Part of a data file:
begin

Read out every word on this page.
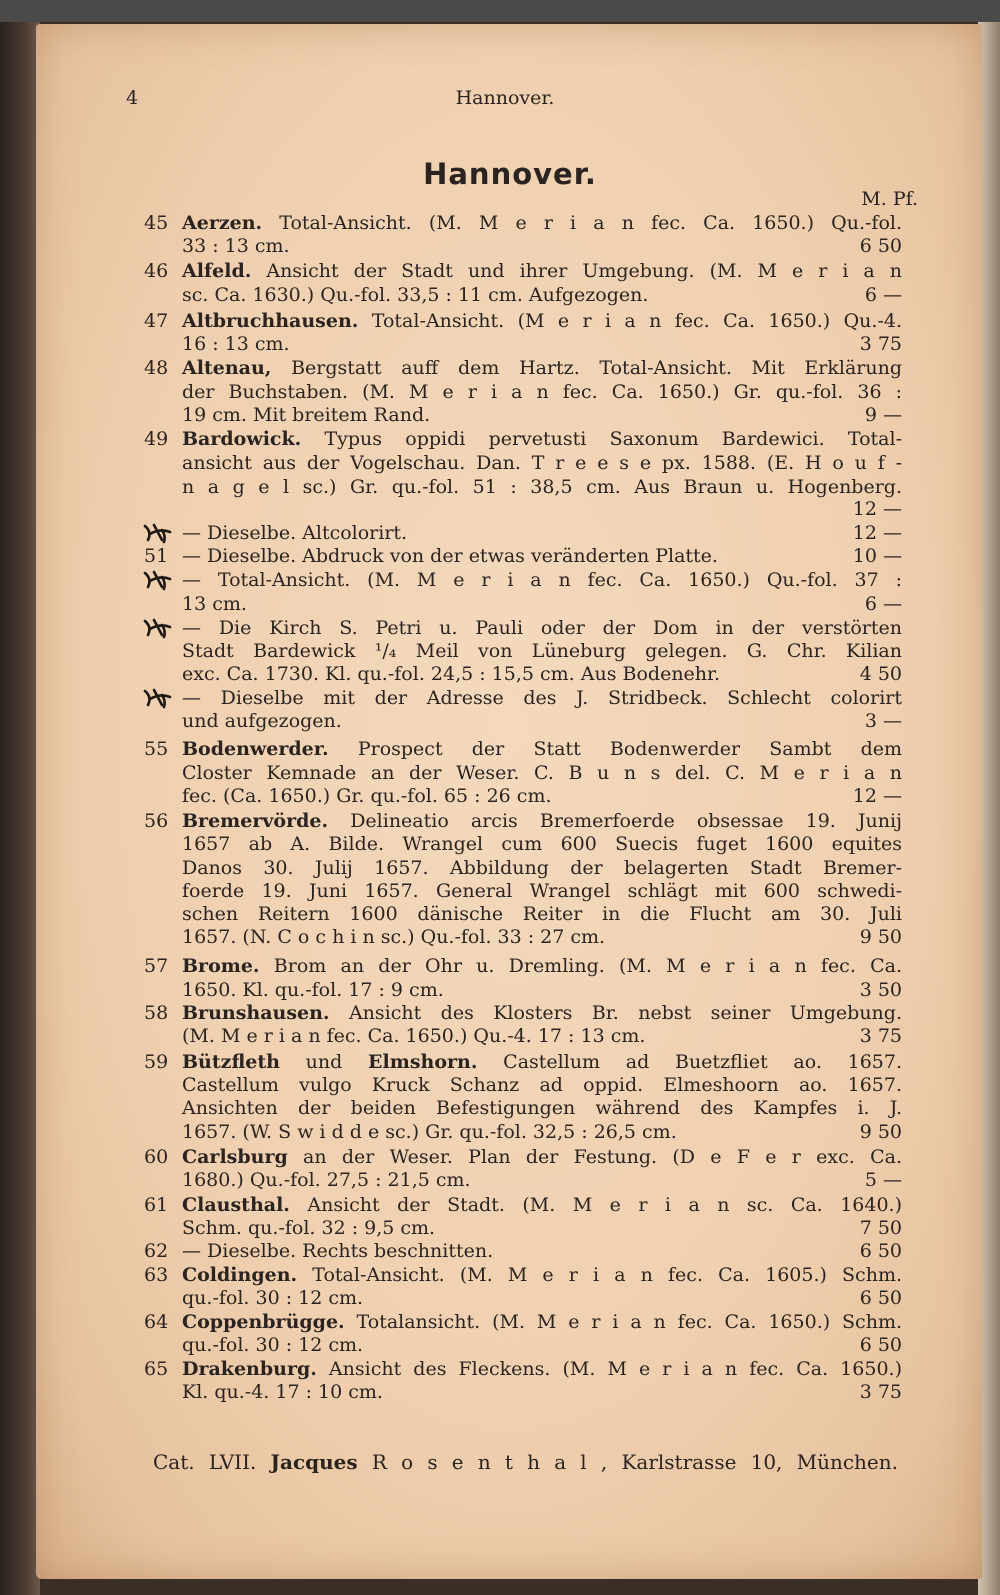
4	Hannover.
Hannover.
M. Pf.
45 Aerzen. Total-Ansicht. (M. M e r i a n fec. Ca. 1650.) Qu.-fol.
33 : 13 cm.	6 50
46 Alfeld. Ansicht der Stadt und ihrer Umgebung. (M. M e r i a n
sc. Ca. 1630.) Qu.-fol. 33,5 : 11 cm. Aufgezogen.	6 —
47 Altbruchhausen. Total-Ansicht. (M e r i a n fec. Ca. 1650.) Qu.-4.
16 : 13 cm.	3 75
48 Altenau, Bergstatt auff dem Hartz. Total-Ansicht. Mit Erklärung
der Buchstaben. (M. M e r i a n fec. Ca. 1650.) Gr. qu.-fol. 36 :
19 cm. Mit breitem Rand.	9 —
49 Bardowick. Typus oppidi pervetusti Saxonum Bardewici. Total-
ansicht aus der Vogelschau. Dan. T r e e s e px. 1588. (E. H o u f -
n a g e l sc.) Gr. qu.-fol. 51 : 38,5 cm. Aus Braun u. Hogenberg.
12 —
— Dieselbe. Altcolorirt.	12 —
51 — Dieselbe. Abdruck von der etwas veränderten Platte.	10 —
— Total-Ansicht. (M. M e r i a n fec. Ca. 1650.) Qu.-fol. 37 :
13 cm.	6 —
— Die Kirch S. Petri u. Pauli oder der Dom in der verstörten
Stadt Bardewick ¹/₄ Meil von Lüneburg gelegen. G. Chr. Kilian
exc. Ca. 1730. Kl. qu.-fol. 24,5 : 15,5 cm. Aus Bodenehr.	4 50
— Dieselbe mit der Adresse des J. Stridbeck. Schlecht colorirt
und aufgezogen.	3 —
55 Bodenwerder. Prospect der Statt Bodenwerder Sambt dem
Closter Kemnade an der Weser. C. B u n s del. C. M e r i a n
fec. (Ca. 1650.) Gr. qu.-fol. 65 : 26 cm.	12 —
56 Bremervörde. Delineatio arcis Bremerfoerde obsessae 19. Junij
1657 ab A. Bilde. Wrangel cum 600 Suecis fuget 1600 equites
Danos 30. Julij 1657. Abbildung der belagerten Stadt Bremer-
foerde 19. Juni 1657. General Wrangel schlägt mit 600 schwedi-
schen Reitern 1600 dänische Reiter in die Flucht am 30. Juli
1657. (N. C o c h i n sc.) Qu.-fol. 33 : 27 cm.	9 50
57 Brome. Brom an der Ohr u. Dremling. (M. M e r i a n fec. Ca.
1650. Kl. qu.-fol. 17 : 9 cm.	3 50
58 Brunshausen. Ansicht des Klosters Br. nebst seiner Umgebung.
(M. M e r i a n fec. Ca. 1650.) Qu.-4. 17 : 13 cm.	3 75
59 Bützfleth und Elmshorn. Castellum ad Buetzfliet ao. 1657.
Castellum vulgo Kruck Schanz ad oppid. Elmeshoorn ao. 1657.
Ansichten der beiden Befestigungen während des Kampfes i. J.
1657. (W. S w i d d e sc.) Gr. qu.-fol. 32,5 : 26,5 cm.	9 50
60 Carlsburg an der Weser. Plan der Festung. (D e F e r exc. Ca.
1680.) Qu.-fol. 27,5 : 21,5 cm.	5 —
61 Clausthal. Ansicht der Stadt. (M. M e r i a n sc. Ca. 1640.)
Schm. qu.-fol. 32 : 9,5 cm.	7 50
62 — Dieselbe. Rechts beschnitten.	6 50
63 Coldingen. Total-Ansicht. (M. M e r i a n fec. Ca. 1605.) Schm.
qu.-fol. 30 : 12 cm.	6 50
64 Coppenbrügge. Totalansicht. (M. M e r i a n fec. Ca. 1650.) Schm.
qu.-fol. 30 : 12 cm.	6 50
65 Drakenburg. Ansicht des Fleckens. (M. M e r i a n fec. Ca. 1650.)
Kl. qu.-4. 17 : 10 cm.	3 75
Cat. LVII. Jacques R o s e n t h a l , Karlstrasse 10, München.
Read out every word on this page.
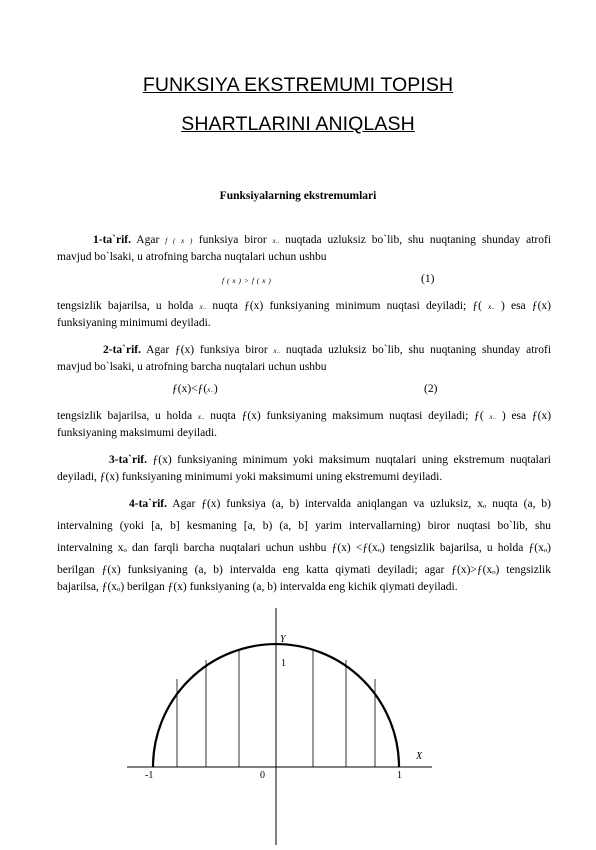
FUNKSIYA EKSTREMUMI TOPISH
SHARTLARINI ANIQLASH
Funksiyalarning ekstremumlari
1-ta`rif. Agar f ( x ) funksiya biror x.. nuqtada uzluksiz bo`lib, shu nuqtaning shunday atrofi
mavjud bo`lsaki, u atrofning barcha nuqtalari uchun ushbu
f ( x ) > f ( x )	(1)
tengsizlik bajarilsa, u holda x.. nuqta ƒ(x) funksiyaning minimum nuqtasi deyiladi; ƒ( x.. ) esa ƒ(x)
funksiyaning minimumi deyiladi.
2-ta`rif. Agar ƒ(x) funksiya biror x.. nuqtada uzluksiz bo`lib, shu nuqtaning shunday atrofi
mavjud bo`lsaki, u atrofning barcha nuqtalari uchun ushbu
ƒ(x)<ƒ(x..)	(2)
tengsizlik bajarilsa, u holda x.. nuqta ƒ(x) funksiyaning maksimum nuqtasi deyiladi; ƒ( x.. ) esa ƒ(x)
funksiyaning maksimumi deyiladi.
3-ta`rif. ƒ(x) funksiyaning minimum yoki maksimum nuqtalari uning ekstremum nuqtalari
deyiladi, ƒ(x) funksiyaning minimumi yoki maksimumi uning ekstremumi deyiladi.
4-ta`rif. Agar ƒ(x) funksiya (a, b) intervalda aniqlangan va uzluksiz, xₒ nuqta (a, b)
intervalning (yoki [a, b] kesmaning [a, b) (a, b] yarim intervallarning) biror nuqtasi bo`lib, shu
intervalning xₒ dan farqli barcha nuqtalari uchun ushbu ƒ(x) <ƒ(xₒ) tengsizlik bajarilsa, u holda ƒ(xₒ)
berilgan ƒ(x) funksiyaning (a, b) intervalda eng katta qiymati deyiladi; agar ƒ(x)>ƒ(xₒ) tengsizlik
bajarilsa, ƒ(xₒ) berilgan ƒ(x) funksiyaning (a, b) intervalda eng kichik qiymati deyiladi.
Y
1
X
-1	0	1
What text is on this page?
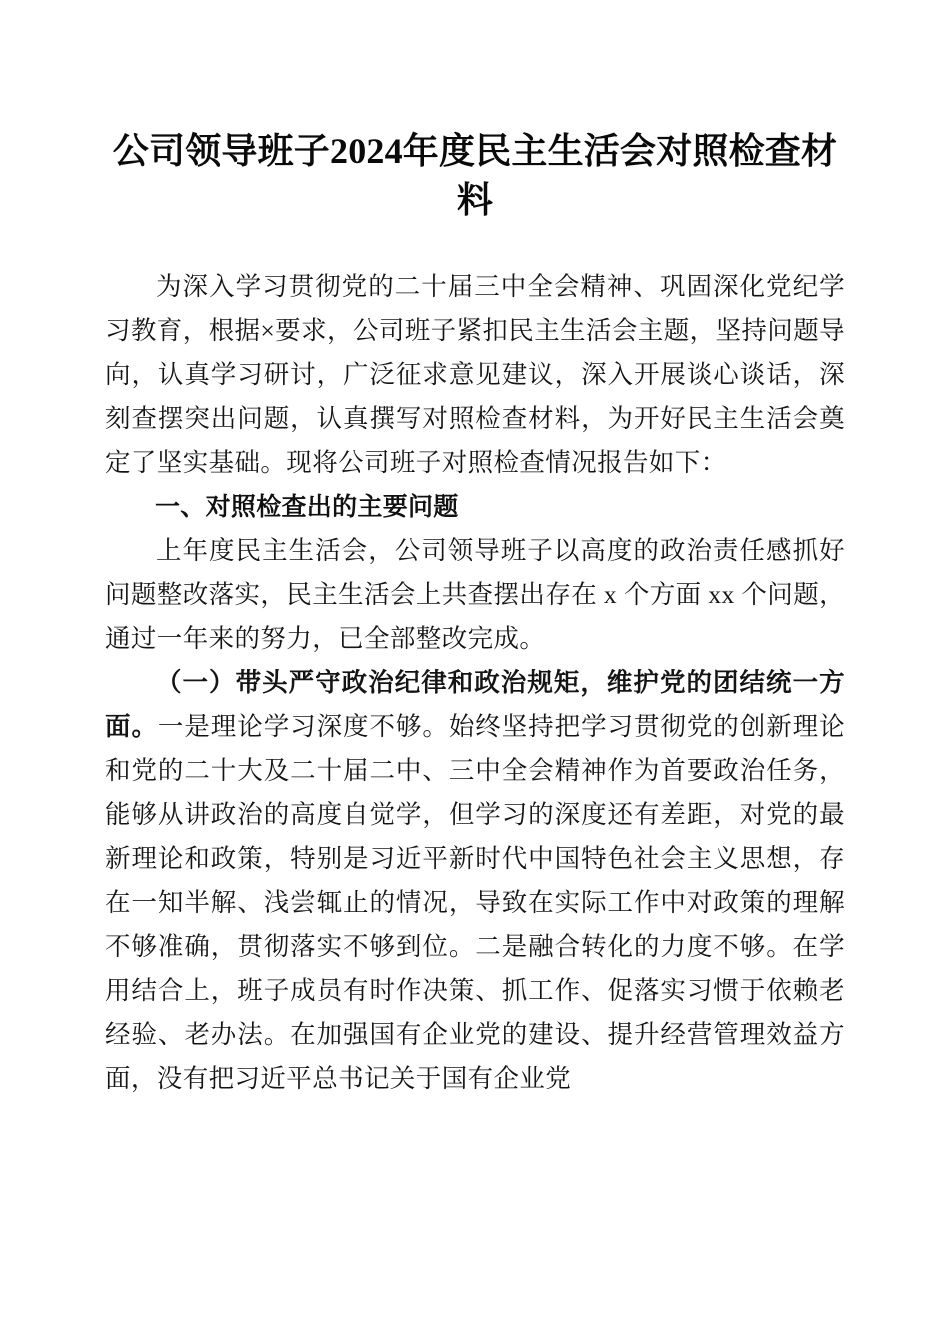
公司领导班子2024年度民主生活会对照检查材料

为深入学习贯彻党的二十届三中全会精神、巩固深化党纪学习教育，根据×要求，公司班子紧扣民主生活会主题，坚持问题导向，认真学习研讨，广泛征求意见建议，深入开展谈心谈话，深刻查摆突出问题，认真撰写对照检查材料，为开好民主生活会奠定了坚实基础。现将公司班子对照检查情况报告如下：

一、对照检查出的主要问题

上年度民主生活会，公司领导班子以高度的政治责任感抓好问题整改落实，民主生活会上共查摆出存在 x 个方面 xx 个问题，通过一年来的努力，已全部整改完成。

（一）带头严守政治纪律和政治规矩，维护党的团结统一方面。一是理论学习深度不够。始终坚持把学习贯彻党的创新理论和党的二十大及二十届二中、三中全会精神作为首要政治任务，能够从讲政治的高度自觉学，但学习的深度还有差距，对党的最新理论和政策，特别是习近平新时代中国特色社会主义思想，存在一知半解、浅尝辄止的情况，导致在实际工作中对政策的理解不够准确，贯彻落实不够到位。二是融合转化的力度不够。在学用结合上，班子成员有时作决策、抓工作、促落实习惯于依赖老经验、老办法。在加强国有企业党的建设、提升经营管理效益方面，没有把习近平总书记关于国有企业党
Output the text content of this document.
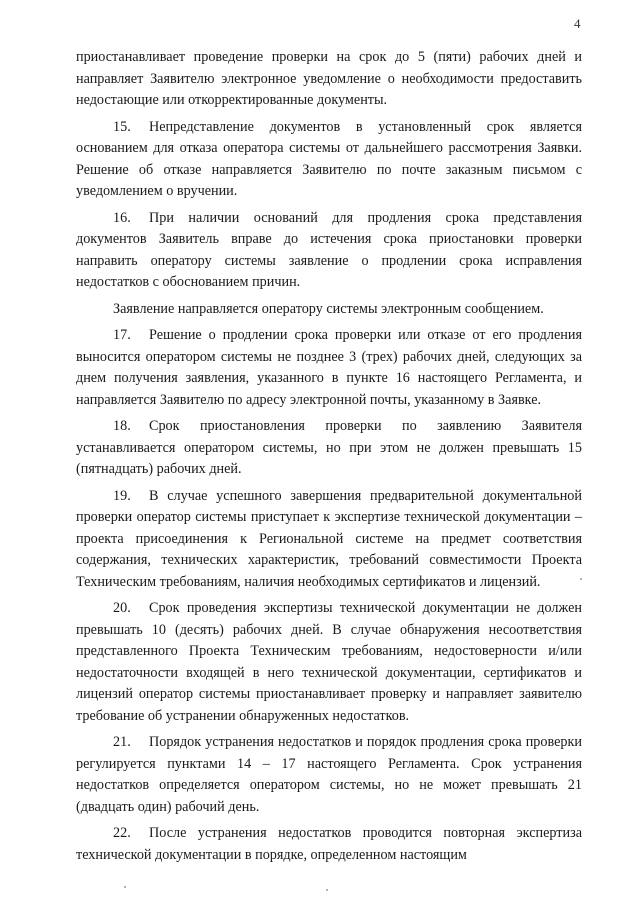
4

приостанавливает проведение проверки на срок до 5 (пяти) рабочих дней и направляет Заявителю электронное уведомление о необходимости предоставить недостающие или откорректированные документы.

15. Непредставление документов в установленный срок является основанием для отказа оператора системы от дальнейшего рассмотрения Заявки. Решение об отказе направляется Заявителю по почте заказным письмом с уведомлением о вручении.

16. При наличии оснований для продления срока представления документов Заявитель вправе до истечения срока приостановки проверки направить оператору системы заявление о продлении срока исправления недостатков с обоснованием причин.

Заявление направляется оператору системы электронным сообщением.

17. Решение о продлении срока проверки или отказе от его продления выносится оператором системы не позднее 3 (трех) рабочих дней, следующих за днем получения заявления, указанного в пункте 16 настоящего Регламента, и направляется Заявителю по адресу электронной почты, указанному в Заявке.

18. Срок приостановления проверки по заявлению Заявителя устанавливается оператором системы, но при этом не должен превышать 15 (пятнадцать) рабочих дней.

19. В случае успешного завершения предварительной документальной проверки оператор системы приступает к экспертизе технической документации – проекта присоединения к Региональной системе на предмет соответствия содержания, технических характеристик, требований совместимости Проекта Техническим требованиям, наличия необходимых сертификатов и лицензий.

20. Срок проведения экспертизы технической документации не должен превышать 10 (десять) рабочих дней. В случае обнаружения несоответствия представленного Проекта Техническим требованиям, недостоверности и/или недостаточности входящей в него технической документации, сертификатов и лицензий оператор системы приостанавливает проверку и направляет заявителю требование об устранении обнаруженных недостатков.

21. Порядок устранения недостатков и порядок продления срока проверки регулируется пунктами 14 – 17 настоящего Регламента. Срок устранения недостатков определяется оператором системы, но не может превышать 21 (двадцать один) рабочий день.

22. После устранения недостатков проводится повторная экспертиза технической документации в порядке, определенном настоящим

end

» **Written request**
Copy out each line of the records that holds the string "должен".

» **Final answer**
18. Срок приостановления проверки по заявлению Заявителя устанавливается оператором системы, но при этом не должен превышать 15 (пятнадцать) рабочих дней.
20. Срок проведения экспертизы технической документации не должен превышать 10 (десять) рабочих дней. В случае обнаружения несоответствия представленного Проекта Техническим требованиям, недостоверности и/или недостаточности входящей в него технической документации, сертификатов и лицензий оператор системы приостанавливает проверку и направляет заявителю требование об устранении обнаруженных недостатков.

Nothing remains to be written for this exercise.